__The request__:
Word for word, restate every line of the listing that follows.

+++ Records shown

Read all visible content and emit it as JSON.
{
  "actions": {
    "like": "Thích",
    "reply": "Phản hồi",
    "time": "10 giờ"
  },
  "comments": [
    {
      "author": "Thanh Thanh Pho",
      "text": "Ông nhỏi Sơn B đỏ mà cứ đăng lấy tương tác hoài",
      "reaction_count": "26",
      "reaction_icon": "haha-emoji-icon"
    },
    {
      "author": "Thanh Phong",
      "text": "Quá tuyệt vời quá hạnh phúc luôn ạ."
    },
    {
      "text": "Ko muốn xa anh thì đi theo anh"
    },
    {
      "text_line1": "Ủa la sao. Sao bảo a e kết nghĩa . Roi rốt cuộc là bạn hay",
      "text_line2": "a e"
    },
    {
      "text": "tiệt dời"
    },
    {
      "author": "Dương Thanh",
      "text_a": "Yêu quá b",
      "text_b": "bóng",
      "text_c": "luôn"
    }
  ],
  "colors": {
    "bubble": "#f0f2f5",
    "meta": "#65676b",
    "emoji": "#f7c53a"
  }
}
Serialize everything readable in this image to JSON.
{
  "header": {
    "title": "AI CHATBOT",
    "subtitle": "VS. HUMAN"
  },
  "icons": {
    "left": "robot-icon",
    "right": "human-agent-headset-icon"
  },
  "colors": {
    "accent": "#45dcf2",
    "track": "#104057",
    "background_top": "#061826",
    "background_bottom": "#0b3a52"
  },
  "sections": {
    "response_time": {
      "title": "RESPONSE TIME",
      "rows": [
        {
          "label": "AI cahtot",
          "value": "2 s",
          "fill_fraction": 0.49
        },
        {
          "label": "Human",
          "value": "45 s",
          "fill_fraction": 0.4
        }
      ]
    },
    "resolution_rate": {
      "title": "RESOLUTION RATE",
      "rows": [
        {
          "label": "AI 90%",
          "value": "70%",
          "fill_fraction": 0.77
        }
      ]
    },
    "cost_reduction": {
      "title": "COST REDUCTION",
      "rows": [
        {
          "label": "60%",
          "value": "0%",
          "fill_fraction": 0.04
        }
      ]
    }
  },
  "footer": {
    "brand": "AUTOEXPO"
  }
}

++++++

__Task solution__:
Read all visible content and emit it as JSON.
{
  "actions": {
    "like": "Thích",
    "reply": "Phản hồi",
    "time": "10 giờ"
  },
  "comments": [
    {
      "author": "Thanh Thanh Pho",
      "text": "Ông nhỏi Sơn B đỏ mà cứ đăng lấy tương tác hoài",
      "reaction_count": "26",
      "reaction_icon": "haha-emoji-icon"
    },
    {
      "author": "Thanh Phong",
      "text": "Quá tuyệt vời quá hạnh phúc luôn ạ."
    },
    {
      "text": "Ko muốn xa anh thì đi theo anh"
    },
    {
      "text_line1": "Ủa la sao. Sao bảo a e kết nghĩa . Roi rốt cuộc là bạn hay",
      "text_line2": "a e"
    },
    {
      "text": "tiệt dời"
    },
    {
      "author": "Dương Thanh",
      "text_a": "Yêu quá b",
      "text_b": "bóng",
      "text_c": "luôn"
    }
  ],
  "colors": {
    "bubble": "#f0f2f5",
    "meta": "#65676b",
    "emoji": "#f7c53a"
  }
}
Serialize everything readable in this image to JSON.
{
  "header": {
    "title": "AI CHATBOT",
    "subtitle": "VS. HUMAN"
  },
  "icons": {
    "left": "robot-icon",
    "right": "human-agent-headset-icon"
  },
  "colors": {
    "accent": "#45dcf2",
    "track": "#104057",
    "background_top": "#061826",
    "background_bottom": "#0b3a52"
  },
  "sections": {
    "response_time": {
      "title": "RESPONSE TIME",
      "rows": [
        {
          "label": "AI cahtot",
          "value": "2 s",
          "fill_fraction": 0.49
        },
        {
          "label": "Human",
          "value": "45 s",
          "fill_fraction": 0.4
        }
      ]
    },
    "resolution_rate": {
      "title": "RESOLUTION RATE",
      "rows": [
        {
          "label": "AI 90%",
          "value": "70%",
          "fill_fraction": 0.77
        }
      ]
    },
    "cost_reduction": {
      "title": "COST REDUCTION",
      "rows": [
        {
          "label": "60%",
          "value": "0%",
          "fill_fraction": 0.04
        }
      ]
    }
  },
  "footer": {
    "brand": "AUTOEXPO"
  }
}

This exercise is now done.